[Excerpts from a figure dataset]
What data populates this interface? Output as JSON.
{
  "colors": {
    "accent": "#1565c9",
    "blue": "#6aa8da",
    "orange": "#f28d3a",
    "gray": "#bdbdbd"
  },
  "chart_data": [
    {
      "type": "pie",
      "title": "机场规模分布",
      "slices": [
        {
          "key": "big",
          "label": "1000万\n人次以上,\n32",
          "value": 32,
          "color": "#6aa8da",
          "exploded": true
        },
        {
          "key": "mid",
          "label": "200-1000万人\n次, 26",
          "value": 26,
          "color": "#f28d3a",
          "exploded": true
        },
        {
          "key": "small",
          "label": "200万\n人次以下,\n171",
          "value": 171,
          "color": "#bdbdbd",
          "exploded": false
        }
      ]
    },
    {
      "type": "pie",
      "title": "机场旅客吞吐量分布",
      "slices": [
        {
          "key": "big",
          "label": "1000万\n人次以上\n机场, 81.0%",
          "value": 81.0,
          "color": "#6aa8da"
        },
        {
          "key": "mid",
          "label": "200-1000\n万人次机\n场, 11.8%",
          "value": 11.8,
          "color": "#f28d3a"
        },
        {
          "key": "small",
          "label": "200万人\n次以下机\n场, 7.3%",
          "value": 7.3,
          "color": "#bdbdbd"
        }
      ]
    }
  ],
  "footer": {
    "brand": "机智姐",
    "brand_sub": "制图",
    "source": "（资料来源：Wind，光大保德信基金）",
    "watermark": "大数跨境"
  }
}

Required task | Copy every record above exactly as it appears.

Task answer |
What data populates this interface? Output as JSON.
{
  "colors": {
    "accent": "#1565c9",
    "blue": "#6aa8da",
    "orange": "#f28d3a",
    "gray": "#bdbdbd"
  },
  "chart_data": [
    {
      "type": "pie",
      "title": "机场规模分布",
      "slices": [
        {
          "key": "big",
          "label": "1000万\n人次以上,\n32",
          "value": 32,
          "color": "#6aa8da",
          "exploded": true
        },
        {
          "key": "mid",
          "label": "200-1000万人\n次, 26",
          "value": 26,
          "color": "#f28d3a",
          "exploded": true
        },
        {
          "key": "small",
          "label": "200万\n人次以下,\n171",
          "value": 171,
          "color": "#bdbdbd",
          "exploded": false
        }
      ]
    },
    {
      "type": "pie",
      "title": "机场旅客吞吐量分布",
      "slices": [
        {
          "key": "big",
          "label": "1000万\n人次以上\n机场, 81.0%",
          "value": 81.0,
          "color": "#6aa8da"
        },
        {
          "key": "mid",
          "label": "200-1000\n万人次机\n场, 11.8%",
          "value": 11.8,
          "color": "#f28d3a"
        },
        {
          "key": "small",
          "label": "200万人\n次以下机\n场, 7.3%",
          "value": 7.3,
          "color": "#bdbdbd"
        }
      ]
    }
  ],
  "footer": {
    "brand": "机智姐",
    "brand_sub": "制图",
    "source": "（资料来源：Wind，光大保德信基金）",
    "watermark": "大数跨境"
  }
}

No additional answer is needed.